(Collected data entries)
+===+
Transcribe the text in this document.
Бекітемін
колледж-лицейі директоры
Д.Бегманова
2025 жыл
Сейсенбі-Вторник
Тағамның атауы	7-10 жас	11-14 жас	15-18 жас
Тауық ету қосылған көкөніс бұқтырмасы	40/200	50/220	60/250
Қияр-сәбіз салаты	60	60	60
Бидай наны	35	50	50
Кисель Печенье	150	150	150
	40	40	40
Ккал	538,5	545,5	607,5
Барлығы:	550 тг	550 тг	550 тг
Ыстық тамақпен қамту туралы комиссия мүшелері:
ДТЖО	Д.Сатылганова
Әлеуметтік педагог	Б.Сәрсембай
+===+
◆ **Task**
Please reproduce all of the entries exactly as they stand.

◆ **The answer**
Transcribe the text in this document.
Бекітемін
колледж-лицейі директоры
Д.Бегманова
2025 жыл
Сейсенбі-Вторник
Тағамның атауы	7-10 жас	11-14 жас	15-18 жас
Тауық ету қосылған көкөніс бұқтырмасы	40/200	50/220	60/250
Қияр-сәбіз салаты	60	60	60
Бидай наны	35	50	50
Кисель Печенье	150	150	150
	40	40	40
Ккал	538,5	545,5	607,5
Барлығы:	550 тг	550 тг	550 тг
Ыстық тамақпен қамту туралы комиссия мүшелері:
ДТЖО	Д.Сатылганова
Әлеуметтік педагог	Б.Сәрсембай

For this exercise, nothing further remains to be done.